Print every line of the listing exactly, please.

-- start of GIVEN DATA --

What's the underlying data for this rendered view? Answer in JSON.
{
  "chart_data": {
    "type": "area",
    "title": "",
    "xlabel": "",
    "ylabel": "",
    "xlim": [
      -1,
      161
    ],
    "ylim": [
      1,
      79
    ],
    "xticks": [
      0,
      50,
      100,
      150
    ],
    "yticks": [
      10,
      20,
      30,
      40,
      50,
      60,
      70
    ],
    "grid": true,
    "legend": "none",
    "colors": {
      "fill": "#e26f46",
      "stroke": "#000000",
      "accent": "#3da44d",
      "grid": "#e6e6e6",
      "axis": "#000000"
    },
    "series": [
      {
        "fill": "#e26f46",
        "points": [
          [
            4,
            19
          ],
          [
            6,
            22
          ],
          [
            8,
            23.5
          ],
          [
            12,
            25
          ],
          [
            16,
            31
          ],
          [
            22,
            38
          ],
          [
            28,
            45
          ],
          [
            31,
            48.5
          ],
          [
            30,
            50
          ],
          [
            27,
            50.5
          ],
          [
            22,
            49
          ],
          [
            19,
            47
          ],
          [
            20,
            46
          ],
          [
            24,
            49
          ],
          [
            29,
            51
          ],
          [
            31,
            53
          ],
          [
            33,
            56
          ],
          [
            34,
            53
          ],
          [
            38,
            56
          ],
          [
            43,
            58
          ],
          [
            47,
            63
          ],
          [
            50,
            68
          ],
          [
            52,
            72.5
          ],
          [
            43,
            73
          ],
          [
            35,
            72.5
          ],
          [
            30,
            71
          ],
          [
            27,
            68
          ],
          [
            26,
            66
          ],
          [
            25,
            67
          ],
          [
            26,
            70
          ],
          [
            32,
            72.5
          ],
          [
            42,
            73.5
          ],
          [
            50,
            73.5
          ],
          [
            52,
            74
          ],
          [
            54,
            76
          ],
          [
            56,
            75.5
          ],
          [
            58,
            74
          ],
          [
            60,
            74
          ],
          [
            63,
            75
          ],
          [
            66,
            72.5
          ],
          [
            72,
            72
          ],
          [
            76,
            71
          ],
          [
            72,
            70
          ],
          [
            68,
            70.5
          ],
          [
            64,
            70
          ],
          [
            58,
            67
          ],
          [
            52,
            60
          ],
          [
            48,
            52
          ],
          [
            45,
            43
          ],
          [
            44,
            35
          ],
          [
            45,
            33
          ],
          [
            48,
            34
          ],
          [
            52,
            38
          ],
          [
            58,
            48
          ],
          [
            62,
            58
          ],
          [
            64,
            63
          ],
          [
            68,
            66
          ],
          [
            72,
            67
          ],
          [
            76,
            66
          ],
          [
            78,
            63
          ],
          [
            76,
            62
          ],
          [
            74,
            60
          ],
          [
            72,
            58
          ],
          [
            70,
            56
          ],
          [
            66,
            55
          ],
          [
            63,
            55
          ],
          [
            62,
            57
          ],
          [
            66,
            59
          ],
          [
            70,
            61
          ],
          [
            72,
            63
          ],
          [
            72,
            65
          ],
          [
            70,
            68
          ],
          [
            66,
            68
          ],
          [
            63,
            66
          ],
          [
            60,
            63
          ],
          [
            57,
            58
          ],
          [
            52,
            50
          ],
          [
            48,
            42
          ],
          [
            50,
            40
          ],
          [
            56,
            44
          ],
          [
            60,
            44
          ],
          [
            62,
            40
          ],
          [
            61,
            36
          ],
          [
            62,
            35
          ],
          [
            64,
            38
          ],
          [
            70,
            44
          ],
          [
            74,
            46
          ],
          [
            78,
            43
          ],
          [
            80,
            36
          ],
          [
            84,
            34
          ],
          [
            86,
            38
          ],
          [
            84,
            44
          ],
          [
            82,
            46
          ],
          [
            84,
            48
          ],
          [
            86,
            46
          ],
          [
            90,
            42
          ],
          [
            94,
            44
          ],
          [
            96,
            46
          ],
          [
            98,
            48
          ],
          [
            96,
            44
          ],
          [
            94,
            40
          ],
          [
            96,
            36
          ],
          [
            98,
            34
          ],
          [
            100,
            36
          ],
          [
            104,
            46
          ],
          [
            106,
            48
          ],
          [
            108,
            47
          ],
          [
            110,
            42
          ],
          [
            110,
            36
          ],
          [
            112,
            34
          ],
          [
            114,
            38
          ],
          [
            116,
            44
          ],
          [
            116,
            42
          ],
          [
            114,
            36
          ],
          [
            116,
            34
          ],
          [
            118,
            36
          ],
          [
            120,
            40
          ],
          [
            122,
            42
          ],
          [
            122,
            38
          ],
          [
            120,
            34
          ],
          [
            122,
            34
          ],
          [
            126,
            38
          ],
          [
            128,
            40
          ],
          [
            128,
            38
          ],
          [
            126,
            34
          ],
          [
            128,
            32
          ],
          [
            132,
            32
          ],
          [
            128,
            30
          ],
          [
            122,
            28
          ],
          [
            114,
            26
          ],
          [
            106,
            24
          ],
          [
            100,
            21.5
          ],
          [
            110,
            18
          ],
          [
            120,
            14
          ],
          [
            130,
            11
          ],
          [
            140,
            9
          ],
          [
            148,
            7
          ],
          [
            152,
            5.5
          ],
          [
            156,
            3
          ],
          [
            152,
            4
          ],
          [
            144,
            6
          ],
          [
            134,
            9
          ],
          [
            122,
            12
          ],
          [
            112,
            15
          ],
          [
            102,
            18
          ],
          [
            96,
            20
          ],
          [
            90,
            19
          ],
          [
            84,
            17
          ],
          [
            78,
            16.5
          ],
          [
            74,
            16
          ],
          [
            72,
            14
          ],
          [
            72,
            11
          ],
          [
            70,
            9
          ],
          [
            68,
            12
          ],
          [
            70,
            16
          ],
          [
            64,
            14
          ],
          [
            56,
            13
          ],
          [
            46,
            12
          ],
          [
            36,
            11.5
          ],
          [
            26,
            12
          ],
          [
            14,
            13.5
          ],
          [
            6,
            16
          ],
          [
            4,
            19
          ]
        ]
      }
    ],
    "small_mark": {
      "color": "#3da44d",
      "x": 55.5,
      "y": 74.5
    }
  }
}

-- end of GIVEN DATA --

→ FULL ANSWER:
What's the underlying data for this rendered view? Answer in JSON.
{
  "chart_data": {
    "type": "area",
    "title": "",
    "xlabel": "",
    "ylabel": "",
    "xlim": [
      -1,
      161
    ],
    "ylim": [
      1,
      79
    ],
    "xticks": [
      0,
      50,
      100,
      150
    ],
    "yticks": [
      10,
      20,
      30,
      40,
      50,
      60,
      70
    ],
    "grid": true,
    "legend": "none",
    "colors": {
      "fill": "#e26f46",
      "stroke": "#000000",
      "accent": "#3da44d",
      "grid": "#e6e6e6",
      "axis": "#000000"
    },
    "series": [
      {
        "fill": "#e26f46",
        "points": [
          [
            4,
            19
          ],
          [
            6,
            22
          ],
          [
            8,
            23.5
          ],
          [
            12,
            25
          ],
          [
            16,
            31
          ],
          [
            22,
            38
          ],
          [
            28,
            45
          ],
          [
            31,
            48.5
          ],
          [
            30,
            50
          ],
          [
            27,
            50.5
          ],
          [
            22,
            49
          ],
          [
            19,
            47
          ],
          [
            20,
            46
          ],
          [
            24,
            49
          ],
          [
            29,
            51
          ],
          [
            31,
            53
          ],
          [
            33,
            56
          ],
          [
            34,
            53
          ],
          [
            38,
            56
          ],
          [
            43,
            58
          ],
          [
            47,
            63
          ],
          [
            50,
            68
          ],
          [
            52,
            72.5
          ],
          [
            43,
            73
          ],
          [
            35,
            72.5
          ],
          [
            30,
            71
          ],
          [
            27,
            68
          ],
          [
            26,
            66
          ],
          [
            25,
            67
          ],
          [
            26,
            70
          ],
          [
            32,
            72.5
          ],
          [
            42,
            73.5
          ],
          [
            50,
            73.5
          ],
          [
            52,
            74
          ],
          [
            54,
            76
          ],
          [
            56,
            75.5
          ],
          [
            58,
            74
          ],
          [
            60,
            74
          ],
          [
            63,
            75
          ],
          [
            66,
            72.5
          ],
          [
            72,
            72
          ],
          [
            76,
            71
          ],
          [
            72,
            70
          ],
          [
            68,
            70.5
          ],
          [
            64,
            70
          ],
          [
            58,
            67
          ],
          [
            52,
            60
          ],
          [
            48,
            52
          ],
          [
            45,
            43
          ],
          [
            44,
            35
          ],
          [
            45,
            33
          ],
          [
            48,
            34
          ],
          [
            52,
            38
          ],
          [
            58,
            48
          ],
          [
            62,
            58
          ],
          [
            64,
            63
          ],
          [
            68,
            66
          ],
          [
            72,
            67
          ],
          [
            76,
            66
          ],
          [
            78,
            63
          ],
          [
            76,
            62
          ],
          [
            74,
            60
          ],
          [
            72,
            58
          ],
          [
            70,
            56
          ],
          [
            66,
            55
          ],
          [
            63,
            55
          ],
          [
            62,
            57
          ],
          [
            66,
            59
          ],
          [
            70,
            61
          ],
          [
            72,
            63
          ],
          [
            72,
            65
          ],
          [
            70,
            68
          ],
          [
            66,
            68
          ],
          [
            63,
            66
          ],
          [
            60,
            63
          ],
          [
            57,
            58
          ],
          [
            52,
            50
          ],
          [
            48,
            42
          ],
          [
            50,
            40
          ],
          [
            56,
            44
          ],
          [
            60,
            44
          ],
          [
            62,
            40
          ],
          [
            61,
            36
          ],
          [
            62,
            35
          ],
          [
            64,
            38
          ],
          [
            70,
            44
          ],
          [
            74,
            46
          ],
          [
            78,
            43
          ],
          [
            80,
            36
          ],
          [
            84,
            34
          ],
          [
            86,
            38
          ],
          [
            84,
            44
          ],
          [
            82,
            46
          ],
          [
            84,
            48
          ],
          [
            86,
            46
          ],
          [
            90,
            42
          ],
          [
            94,
            44
          ],
          [
            96,
            46
          ],
          [
            98,
            48
          ],
          [
            96,
            44
          ],
          [
            94,
            40
          ],
          [
            96,
            36
          ],
          [
            98,
            34
          ],
          [
            100,
            36
          ],
          [
            104,
            46
          ],
          [
            106,
            48
          ],
          [
            108,
            47
          ],
          [
            110,
            42
          ],
          [
            110,
            36
          ],
          [
            112,
            34
          ],
          [
            114,
            38
          ],
          [
            116,
            44
          ],
          [
            116,
            42
          ],
          [
            114,
            36
          ],
          [
            116,
            34
          ],
          [
            118,
            36
          ],
          [
            120,
            40
          ],
          [
            122,
            42
          ],
          [
            122,
            38
          ],
          [
            120,
            34
          ],
          [
            122,
            34
          ],
          [
            126,
            38
          ],
          [
            128,
            40
          ],
          [
            128,
            38
          ],
          [
            126,
            34
          ],
          [
            128,
            32
          ],
          [
            132,
            32
          ],
          [
            128,
            30
          ],
          [
            122,
            28
          ],
          [
            114,
            26
          ],
          [
            106,
            24
          ],
          [
            100,
            21.5
          ],
          [
            110,
            18
          ],
          [
            120,
            14
          ],
          [
            130,
            11
          ],
          [
            140,
            9
          ],
          [
            148,
            7
          ],
          [
            152,
            5.5
          ],
          [
            156,
            3
          ],
          [
            152,
            4
          ],
          [
            144,
            6
          ],
          [
            134,
            9
          ],
          [
            122,
            12
          ],
          [
            112,
            15
          ],
          [
            102,
            18
          ],
          [
            96,
            20
          ],
          [
            90,
            19
          ],
          [
            84,
            17
          ],
          [
            78,
            16.5
          ],
          [
            74,
            16
          ],
          [
            72,
            14
          ],
          [
            72,
            11
          ],
          [
            70,
            9
          ],
          [
            68,
            12
          ],
          [
            70,
            16
          ],
          [
            64,
            14
          ],
          [
            56,
            13
          ],
          [
            46,
            12
          ],
          [
            36,
            11.5
          ],
          [
            26,
            12
          ],
          [
            14,
            13.5
          ],
          [
            6,
            16
          ],
          [
            4,
            19
          ]
        ]
      }
    ],
    "small_mark": {
      "color": "#3da44d",
      "x": 55.5,
      "y": 74.5
    }
  }
}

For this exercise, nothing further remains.